■ **Available data**
#####
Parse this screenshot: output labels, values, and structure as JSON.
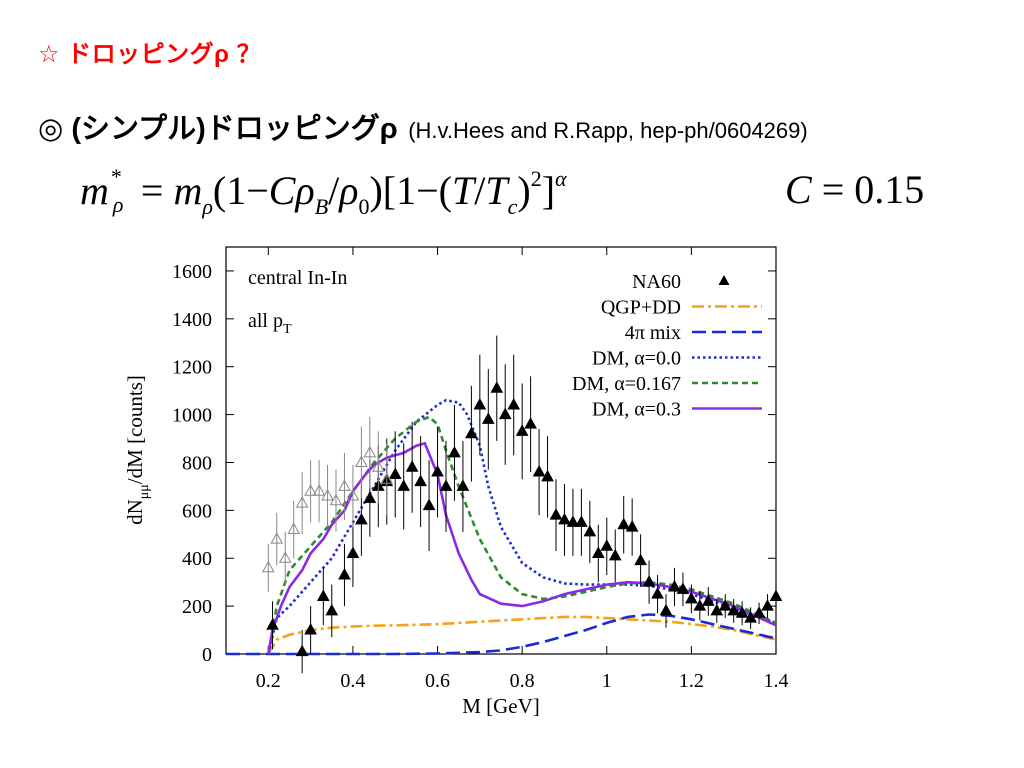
{
  "slide": {
    "title": "☆ ドロッピングρ ？",
    "subtitle": "◎ (シンプル)ドロッピングρ",
    "reference": "(H.v.Hees and R.Rapp, hep-ph/0604269)",
    "formula": {
      "lhs": "m",
      "lhs_sub": "ρ",
      "lhs_sup": "*",
      "eq": " = ",
      "m": "m",
      "m_sub": "ρ",
      "f1": "(1−",
      "C": "C",
      "rho": "ρ",
      "rho_B_sub": "B",
      "slash": "/",
      "rho0_sub": "0",
      "f2": ")[1−(",
      "T": "T",
      "Tc_sub": "c",
      "f3": ")",
      "sq": "2",
      "f4": "]",
      "alpha": "α",
      "c_text": "C",
      "c_value": " = 0.15"
    }
  },
  "chart_data": {
    "type": "line",
    "xlabel": "M [GeV]",
    "ylabel": "dN",
    "ylabel_sub": "μμ",
    "ylabel_rest": "/dM [counts]",
    "xlim": [
      0.1,
      1.4
    ],
    "ylim": [
      0,
      1700
    ],
    "xticks": [
      0.2,
      0.4,
      0.6,
      0.8,
      1,
      1.2,
      1.4
    ],
    "xtick_labels": [
      "0.2",
      "0.4",
      "0.6",
      "0.8",
      "1",
      "1.2",
      "1.4"
    ],
    "yticks": [
      0,
      200,
      400,
      600,
      800,
      1000,
      1200,
      1400,
      1600
    ],
    "ytick_labels": [
      "0",
      "200",
      "400",
      "600",
      "800",
      "1000",
      "1200",
      "1400",
      "1600"
    ],
    "annotations": [
      {
        "text": "central In-In"
      },
      {
        "text": "all p",
        "sub": "T"
      }
    ],
    "legend_position": "top-right",
    "series": [
      {
        "name": "QGP+DD",
        "color": "#f5a11a",
        "dash": "dashdot",
        "x": [
          0.2,
          0.22,
          0.25,
          0.3,
          0.35,
          0.4,
          0.45,
          0.5,
          0.55,
          0.6,
          0.65,
          0.7,
          0.75,
          0.8,
          0.85,
          0.9,
          0.95,
          1.0,
          1.05,
          1.1,
          1.15,
          1.2,
          1.25,
          1.3,
          1.35,
          1.4
        ],
        "y": [
          0,
          60,
          80,
          100,
          110,
          115,
          118,
          120,
          122,
          125,
          130,
          135,
          140,
          145,
          150,
          155,
          155,
          150,
          145,
          140,
          135,
          125,
          115,
          100,
          80,
          60
        ]
      },
      {
        "name": "4π mix",
        "color": "#1a2bd6",
        "dash": "dashed",
        "x": [
          0.1,
          0.5,
          0.6,
          0.7,
          0.75,
          0.8,
          0.85,
          0.9,
          0.95,
          1.0,
          1.05,
          1.1,
          1.15,
          1.2,
          1.25,
          1.3,
          1.35,
          1.4
        ],
        "y": [
          0,
          0,
          2,
          8,
          15,
          30,
          50,
          75,
          100,
          130,
          155,
          165,
          160,
          145,
          125,
          105,
          85,
          65
        ]
      },
      {
        "name": "DM, α=0.0",
        "color": "#1a2bd6",
        "dash": "dotted",
        "x": [
          0.2,
          0.22,
          0.25,
          0.3,
          0.35,
          0.4,
          0.45,
          0.5,
          0.55,
          0.6,
          0.62,
          0.65,
          0.67,
          0.7,
          0.72,
          0.75,
          0.8,
          0.85,
          0.9,
          0.95,
          1.0,
          1.05,
          1.1,
          1.15,
          1.2,
          1.25,
          1.3,
          1.35,
          1.4
        ],
        "y": [
          0,
          150,
          200,
          300,
          400,
          550,
          700,
          850,
          970,
          1040,
          1060,
          1050,
          1000,
          870,
          700,
          530,
          380,
          320,
          295,
          290,
          290,
          290,
          285,
          270,
          250,
          220,
          190,
          160,
          130
        ]
      },
      {
        "name": "DM, α=0.167",
        "color": "#2e8b2e",
        "dash": "short",
        "x": [
          0.2,
          0.22,
          0.25,
          0.3,
          0.35,
          0.4,
          0.45,
          0.5,
          0.55,
          0.58,
          0.6,
          0.62,
          0.65,
          0.7,
          0.75,
          0.8,
          0.85,
          0.9,
          0.95,
          1.0,
          1.05,
          1.1,
          1.15,
          1.2,
          1.25,
          1.3,
          1.35,
          1.4
        ],
        "y": [
          0,
          200,
          350,
          450,
          550,
          680,
          800,
          900,
          970,
          990,
          960,
          850,
          700,
          480,
          320,
          250,
          230,
          240,
          260,
          280,
          295,
          300,
          290,
          270,
          240,
          210,
          170,
          130
        ]
      },
      {
        "name": "DM, α=0.3",
        "color": "#8a2be2",
        "dash": "solid",
        "x": [
          0.2,
          0.21,
          0.23,
          0.25,
          0.28,
          0.3,
          0.33,
          0.35,
          0.38,
          0.4,
          0.43,
          0.45,
          0.48,
          0.5,
          0.52,
          0.55,
          0.57,
          0.6,
          0.62,
          0.65,
          0.68,
          0.7,
          0.75,
          0.8,
          0.85,
          0.9,
          0.95,
          1.0,
          1.05,
          1.1,
          1.15,
          1.2,
          1.25,
          1.3,
          1.35,
          1.4
        ],
        "y": [
          0,
          100,
          200,
          280,
          350,
          420,
          480,
          540,
          600,
          680,
          750,
          790,
          820,
          830,
          840,
          870,
          880,
          750,
          580,
          420,
          310,
          250,
          210,
          200,
          220,
          250,
          270,
          290,
          300,
          295,
          280,
          260,
          230,
          200,
          160,
          120
        ]
      },
      {
        "name": "NA60",
        "type": "scatter",
        "marker": "filled-triangle",
        "points": [
          [
            0.21,
            120,
            100
          ],
          [
            0.28,
            10,
            90
          ],
          [
            0.3,
            100,
            100
          ],
          [
            0.33,
            240,
            120
          ],
          [
            0.35,
            180,
            110
          ],
          [
            0.38,
            330,
            130
          ],
          [
            0.4,
            420,
            140
          ],
          [
            0.42,
            560,
            150
          ],
          [
            0.44,
            650,
            160
          ],
          [
            0.46,
            700,
            170
          ],
          [
            0.48,
            720,
            180
          ],
          [
            0.5,
            750,
            180
          ],
          [
            0.52,
            700,
            180
          ],
          [
            0.54,
            780,
            190
          ],
          [
            0.56,
            720,
            190
          ],
          [
            0.58,
            620,
            190
          ],
          [
            0.6,
            760,
            190
          ],
          [
            0.62,
            700,
            190
          ],
          [
            0.64,
            840,
            200
          ],
          [
            0.66,
            700,
            190
          ],
          [
            0.68,
            920,
            200
          ],
          [
            0.7,
            1040,
            210
          ],
          [
            0.72,
            980,
            210
          ],
          [
            0.74,
            1110,
            220
          ],
          [
            0.76,
            1000,
            210
          ],
          [
            0.78,
            1040,
            210
          ],
          [
            0.8,
            930,
            200
          ],
          [
            0.82,
            960,
            200
          ],
          [
            0.84,
            760,
            180
          ],
          [
            0.86,
            740,
            170
          ],
          [
            0.88,
            580,
            150
          ],
          [
            0.9,
            560,
            150
          ],
          [
            0.92,
            550,
            140
          ],
          [
            0.94,
            550,
            140
          ],
          [
            0.96,
            510,
            130
          ],
          [
            0.98,
            420,
            120
          ],
          [
            1.0,
            450,
            120
          ],
          [
            1.02,
            410,
            110
          ],
          [
            1.04,
            540,
            120
          ],
          [
            1.06,
            530,
            120
          ],
          [
            1.08,
            390,
            110
          ],
          [
            1.1,
            300,
            90
          ],
          [
            1.12,
            250,
            80
          ],
          [
            1.14,
            180,
            70
          ],
          [
            1.16,
            280,
            80
          ],
          [
            1.18,
            270,
            70
          ],
          [
            1.2,
            230,
            60
          ],
          [
            1.22,
            200,
            60
          ],
          [
            1.24,
            220,
            60
          ],
          [
            1.26,
            180,
            50
          ],
          [
            1.28,
            200,
            50
          ],
          [
            1.3,
            180,
            50
          ],
          [
            1.32,
            170,
            50
          ],
          [
            1.34,
            150,
            45
          ],
          [
            1.36,
            170,
            45
          ],
          [
            1.38,
            200,
            50
          ],
          [
            1.4,
            240,
            50
          ]
        ]
      },
      {
        "type": "scatter",
        "marker": "open-triangle",
        "points": [
          [
            0.2,
            360,
            100
          ],
          [
            0.22,
            480,
            110
          ],
          [
            0.24,
            400,
            110
          ],
          [
            0.26,
            520,
            120
          ],
          [
            0.28,
            630,
            130
          ],
          [
            0.3,
            680,
            130
          ],
          [
            0.32,
            680,
            130
          ],
          [
            0.34,
            660,
            130
          ],
          [
            0.36,
            640,
            130
          ],
          [
            0.38,
            700,
            140
          ],
          [
            0.4,
            660,
            130
          ],
          [
            0.42,
            800,
            150
          ],
          [
            0.44,
            840,
            150
          ],
          [
            0.46,
            780,
            150
          ],
          [
            0.48,
            730,
            150
          ]
        ]
      }
    ]
  }
}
#####
■ **Objective**
Only the number should be given: how many lines of the data contain the word "marker"?

■ **Written solution**
2